>> BEGIN Dataset records

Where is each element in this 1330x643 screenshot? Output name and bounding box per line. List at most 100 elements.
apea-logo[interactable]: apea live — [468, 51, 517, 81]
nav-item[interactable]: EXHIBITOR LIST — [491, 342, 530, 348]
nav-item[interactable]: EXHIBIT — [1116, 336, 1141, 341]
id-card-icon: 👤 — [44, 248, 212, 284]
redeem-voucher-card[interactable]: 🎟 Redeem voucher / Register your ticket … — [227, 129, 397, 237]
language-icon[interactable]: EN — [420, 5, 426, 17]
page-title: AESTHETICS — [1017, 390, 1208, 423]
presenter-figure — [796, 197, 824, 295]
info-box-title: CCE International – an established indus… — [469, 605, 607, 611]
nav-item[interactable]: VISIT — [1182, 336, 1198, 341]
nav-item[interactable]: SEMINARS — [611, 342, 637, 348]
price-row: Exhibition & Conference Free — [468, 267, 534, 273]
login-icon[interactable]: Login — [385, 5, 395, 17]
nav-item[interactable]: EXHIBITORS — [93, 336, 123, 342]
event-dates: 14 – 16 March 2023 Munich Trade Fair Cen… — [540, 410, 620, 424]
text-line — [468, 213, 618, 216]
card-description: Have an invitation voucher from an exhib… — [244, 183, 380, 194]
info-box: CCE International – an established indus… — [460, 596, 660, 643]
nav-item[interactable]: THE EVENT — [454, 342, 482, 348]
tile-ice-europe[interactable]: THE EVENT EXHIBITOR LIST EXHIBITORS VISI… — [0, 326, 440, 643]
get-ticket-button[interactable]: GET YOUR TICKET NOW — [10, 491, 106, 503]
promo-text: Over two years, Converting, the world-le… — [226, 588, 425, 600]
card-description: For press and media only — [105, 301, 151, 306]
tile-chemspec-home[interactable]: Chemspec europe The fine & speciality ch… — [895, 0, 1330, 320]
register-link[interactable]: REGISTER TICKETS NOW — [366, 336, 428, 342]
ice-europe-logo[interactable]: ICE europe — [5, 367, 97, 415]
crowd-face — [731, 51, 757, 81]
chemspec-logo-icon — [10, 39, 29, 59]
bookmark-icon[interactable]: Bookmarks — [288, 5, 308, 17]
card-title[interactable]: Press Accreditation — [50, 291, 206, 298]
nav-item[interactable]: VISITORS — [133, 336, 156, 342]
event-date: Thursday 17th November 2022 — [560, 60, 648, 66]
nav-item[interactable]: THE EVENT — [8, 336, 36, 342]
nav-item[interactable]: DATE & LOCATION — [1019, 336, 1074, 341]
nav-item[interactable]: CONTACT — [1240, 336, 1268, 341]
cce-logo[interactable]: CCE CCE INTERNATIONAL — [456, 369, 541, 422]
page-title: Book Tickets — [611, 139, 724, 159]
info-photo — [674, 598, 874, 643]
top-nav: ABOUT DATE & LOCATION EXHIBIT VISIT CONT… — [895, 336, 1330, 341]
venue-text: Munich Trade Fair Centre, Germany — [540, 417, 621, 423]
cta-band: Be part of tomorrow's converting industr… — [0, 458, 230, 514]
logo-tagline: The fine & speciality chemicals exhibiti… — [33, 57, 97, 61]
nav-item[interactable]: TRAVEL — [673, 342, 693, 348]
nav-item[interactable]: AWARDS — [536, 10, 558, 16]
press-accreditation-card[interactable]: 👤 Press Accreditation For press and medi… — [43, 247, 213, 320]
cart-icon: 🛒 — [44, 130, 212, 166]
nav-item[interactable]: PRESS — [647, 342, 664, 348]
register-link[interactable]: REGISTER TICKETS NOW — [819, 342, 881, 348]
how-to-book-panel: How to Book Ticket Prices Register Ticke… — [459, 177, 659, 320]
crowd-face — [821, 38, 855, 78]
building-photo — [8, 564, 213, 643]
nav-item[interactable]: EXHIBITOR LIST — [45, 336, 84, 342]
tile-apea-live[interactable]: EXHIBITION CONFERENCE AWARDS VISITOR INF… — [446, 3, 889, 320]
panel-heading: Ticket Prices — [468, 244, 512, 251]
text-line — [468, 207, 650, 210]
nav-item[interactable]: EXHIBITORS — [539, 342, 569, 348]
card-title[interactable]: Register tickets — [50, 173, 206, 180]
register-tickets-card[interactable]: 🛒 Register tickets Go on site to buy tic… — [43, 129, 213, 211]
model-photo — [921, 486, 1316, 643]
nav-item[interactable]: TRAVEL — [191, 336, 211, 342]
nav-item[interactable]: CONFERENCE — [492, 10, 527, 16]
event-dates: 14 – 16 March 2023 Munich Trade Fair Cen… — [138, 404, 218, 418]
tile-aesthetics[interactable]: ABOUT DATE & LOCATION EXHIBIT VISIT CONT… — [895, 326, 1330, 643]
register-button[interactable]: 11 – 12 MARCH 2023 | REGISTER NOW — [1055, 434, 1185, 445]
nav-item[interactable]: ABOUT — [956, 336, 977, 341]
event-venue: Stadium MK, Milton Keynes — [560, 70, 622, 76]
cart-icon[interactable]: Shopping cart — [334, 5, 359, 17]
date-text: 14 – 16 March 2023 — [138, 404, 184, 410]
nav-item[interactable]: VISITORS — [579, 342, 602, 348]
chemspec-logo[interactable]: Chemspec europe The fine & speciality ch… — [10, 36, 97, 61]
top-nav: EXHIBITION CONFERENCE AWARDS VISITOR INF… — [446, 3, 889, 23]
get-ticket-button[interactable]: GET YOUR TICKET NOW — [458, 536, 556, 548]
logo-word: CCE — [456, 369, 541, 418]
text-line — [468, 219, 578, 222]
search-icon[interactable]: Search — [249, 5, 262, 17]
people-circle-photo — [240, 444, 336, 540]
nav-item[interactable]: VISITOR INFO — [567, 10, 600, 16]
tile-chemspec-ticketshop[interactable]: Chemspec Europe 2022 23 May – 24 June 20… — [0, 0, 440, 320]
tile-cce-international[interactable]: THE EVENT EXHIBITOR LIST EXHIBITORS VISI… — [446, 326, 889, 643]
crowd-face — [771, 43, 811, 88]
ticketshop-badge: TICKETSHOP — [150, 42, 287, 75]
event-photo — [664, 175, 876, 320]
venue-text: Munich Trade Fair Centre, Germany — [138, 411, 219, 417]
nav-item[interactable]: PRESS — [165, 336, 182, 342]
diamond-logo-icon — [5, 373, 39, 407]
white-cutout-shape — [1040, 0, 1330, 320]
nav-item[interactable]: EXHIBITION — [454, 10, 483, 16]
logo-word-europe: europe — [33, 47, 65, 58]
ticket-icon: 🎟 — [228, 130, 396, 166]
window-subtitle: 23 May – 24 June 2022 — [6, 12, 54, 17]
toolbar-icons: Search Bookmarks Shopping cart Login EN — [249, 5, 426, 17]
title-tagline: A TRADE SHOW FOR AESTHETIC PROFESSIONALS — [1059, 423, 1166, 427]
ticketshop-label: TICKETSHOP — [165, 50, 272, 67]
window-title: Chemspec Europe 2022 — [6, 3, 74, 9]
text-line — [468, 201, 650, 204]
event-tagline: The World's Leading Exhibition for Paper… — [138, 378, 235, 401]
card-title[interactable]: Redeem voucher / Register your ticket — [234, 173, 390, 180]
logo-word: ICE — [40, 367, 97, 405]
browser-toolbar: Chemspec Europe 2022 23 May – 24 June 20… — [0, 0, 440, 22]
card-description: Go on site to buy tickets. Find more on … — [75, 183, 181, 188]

>> END Dataset records

## Exercise objective:
Please rewrite all of the material above, swapping "nav-item" for "menu-item" and leaving everything else unchanged.

## Exercise answer:
Where is each element in this 1330x643 screenshot? Output name and bounding box per line. List at most 100 elements.
apea-logo[interactable]: apea live — [468, 51, 517, 81]
menu-item[interactable]: EXHIBITOR LIST — [491, 342, 530, 348]
menu-item[interactable]: EXHIBIT — [1116, 336, 1141, 341]
id-card-icon: 👤 — [44, 248, 212, 284]
redeem-voucher-card[interactable]: 🎟 Redeem voucher / Register your ticket … — [227, 129, 397, 237]
language-icon[interactable]: EN — [420, 5, 426, 17]
page-title: AESTHETICS — [1017, 390, 1208, 423]
presenter-figure — [796, 197, 824, 295]
info-box-title: CCE International – an established indus… — [469, 605, 607, 611]
menu-item[interactable]: VISIT — [1182, 336, 1198, 341]
menu-item[interactable]: SEMINARS — [611, 342, 637, 348]
price-row: Exhibition & Conference Free — [468, 267, 534, 273]
login-icon[interactable]: Login — [385, 5, 395, 17]
menu-item[interactable]: EXHIBITORS — [93, 336, 123, 342]
event-dates: 14 – 16 March 2023 Munich Trade Fair Cen… — [540, 410, 620, 424]
text-line — [468, 213, 618, 216]
card-description: Have an invitation voucher from an exhib… — [244, 183, 380, 194]
info-box: CCE International – an established indus… — [460, 596, 660, 643]
menu-item[interactable]: THE EVENT — [454, 342, 482, 348]
tile-ice-europe[interactable]: THE EVENT EXHIBITOR LIST EXHIBITORS VISI… — [0, 326, 440, 643]
get-ticket-button[interactable]: GET YOUR TICKET NOW — [10, 491, 106, 503]
promo-text: Over two years, Converting, the world-le… — [226, 588, 425, 600]
card-description: For press and media only — [105, 301, 151, 306]
tile-chemspec-home[interactable]: Chemspec europe The fine & speciality ch… — [895, 0, 1330, 320]
register-link[interactable]: REGISTER TICKETS NOW — [366, 336, 428, 342]
ice-europe-logo[interactable]: ICE europe — [5, 367, 97, 415]
crowd-face — [731, 51, 757, 81]
chemspec-logo-icon — [10, 39, 29, 59]
bookmark-icon[interactable]: Bookmarks — [288, 5, 308, 17]
card-title[interactable]: Press Accreditation — [50, 291, 206, 298]
menu-item[interactable]: VISITORS — [133, 336, 156, 342]
event-date: Thursday 17th November 2022 — [560, 60, 648, 66]
menu-item[interactable]: THE EVENT — [8, 336, 36, 342]
menu-item[interactable]: DATE & LOCATION — [1019, 336, 1074, 341]
menu-item[interactable]: CONTACT — [1240, 336, 1268, 341]
cce-logo[interactable]: CCE CCE INTERNATIONAL — [456, 369, 541, 422]
page-title: Book Tickets — [611, 139, 724, 159]
info-photo — [674, 598, 874, 643]
top-nav: ABOUT DATE & LOCATION EXHIBIT VISIT CONT… — [895, 336, 1330, 341]
venue-text: Munich Trade Fair Centre, Germany — [540, 417, 621, 423]
cta-band: Be part of tomorrow's converting industr… — [0, 458, 230, 514]
logo-tagline: The fine & speciality chemicals exhibiti… — [33, 57, 97, 61]
menu-item[interactable]: TRAVEL — [673, 342, 693, 348]
menu-item[interactable]: AWARDS — [536, 10, 558, 16]
press-accreditation-card[interactable]: 👤 Press Accreditation For press and medi… — [43, 247, 213, 320]
cart-icon: 🛒 — [44, 130, 212, 166]
menu-item[interactable]: PRESS — [647, 342, 664, 348]
register-link[interactable]: REGISTER TICKETS NOW — [819, 342, 881, 348]
how-to-book-panel: How to Book Ticket Prices Register Ticke… — [459, 177, 659, 320]
crowd-face — [821, 38, 855, 78]
building-photo — [8, 564, 213, 643]
menu-item[interactable]: EXHIBITOR LIST — [45, 336, 84, 342]
tile-apea-live[interactable]: EXHIBITION CONFERENCE AWARDS VISITOR INF… — [446, 3, 889, 320]
panel-heading: Ticket Prices — [468, 244, 512, 251]
text-line — [468, 207, 650, 210]
menu-item[interactable]: EXHIBITORS — [539, 342, 569, 348]
card-title[interactable]: Register tickets — [50, 173, 206, 180]
register-tickets-card[interactable]: 🛒 Register tickets Go on site to buy tic… — [43, 129, 213, 211]
model-photo — [921, 486, 1316, 643]
menu-item[interactable]: TRAVEL — [191, 336, 211, 342]
menu-item[interactable]: CONFERENCE — [492, 10, 527, 16]
event-dates: 14 – 16 March 2023 Munich Trade Fair Cen… — [138, 404, 218, 418]
tile-aesthetics[interactable]: ABOUT DATE & LOCATION EXHIBIT VISIT CONT… — [895, 326, 1330, 643]
register-button[interactable]: 11 – 12 MARCH 2023 | REGISTER NOW — [1055, 434, 1185, 445]
menu-item[interactable]: ABOUT — [956, 336, 977, 341]
event-venue: Stadium MK, Milton Keynes — [560, 70, 622, 76]
cart-icon[interactable]: Shopping cart — [334, 5, 359, 17]
date-text: 14 – 16 March 2023 — [138, 404, 184, 410]
menu-item[interactable]: VISITORS — [579, 342, 602, 348]
chemspec-logo[interactable]: Chemspec europe The fine & speciality ch… — [10, 36, 97, 61]
top-nav: EXHIBITION CONFERENCE AWARDS VISITOR INF… — [446, 3, 889, 23]
get-ticket-button[interactable]: GET YOUR TICKET NOW — [458, 536, 556, 548]
logo-word: CCE — [456, 369, 541, 418]
text-line — [468, 219, 578, 222]
search-icon[interactable]: Search — [249, 5, 262, 17]
people-circle-photo — [240, 444, 336, 540]
menu-item[interactable]: VISITOR INFO — [567, 10, 600, 16]
tile-chemspec-ticketshop[interactable]: Chemspec Europe 2022 23 May – 24 June 20… — [0, 0, 440, 320]
tile-cce-international[interactable]: THE EVENT EXHIBITOR LIST EXHIBITORS VISI… — [446, 326, 889, 643]
crowd-face — [771, 43, 811, 88]
ticketshop-badge: TICKETSHOP — [150, 42, 287, 75]
event-photo — [664, 175, 876, 320]
venue-text: Munich Trade Fair Centre, Germany — [138, 411, 219, 417]
menu-item[interactable]: PRESS — [165, 336, 182, 342]
diamond-logo-icon — [5, 373, 39, 407]
white-cutout-shape — [1040, 0, 1330, 320]
menu-item[interactable]: EXHIBITION — [454, 10, 483, 16]
logo-word-europe: europe — [33, 47, 65, 58]
ticket-icon: 🎟 — [228, 130, 396, 166]
window-subtitle: 23 May – 24 June 2022 — [6, 12, 54, 17]
toolbar-icons: Search Bookmarks Shopping cart Login EN — [249, 5, 426, 17]
title-tagline: A TRADE SHOW FOR AESTHETIC PROFESSIONALS — [1059, 423, 1166, 427]
ticketshop-label: TICKETSHOP — [165, 50, 272, 67]
window-title: Chemspec Europe 2022 — [6, 3, 74, 9]
text-line — [468, 201, 650, 204]
event-tagline: The World's Leading Exhibition for Paper… — [138, 378, 235, 401]
card-title[interactable]: Redeem voucher / Register your ticket — [234, 173, 390, 180]
logo-word: ICE — [40, 367, 97, 405]
browser-toolbar: Chemspec Europe 2022 23 May – 24 June 20… — [0, 0, 440, 22]
card-description: Go on site to buy tickets. Find more on … — [75, 183, 181, 188]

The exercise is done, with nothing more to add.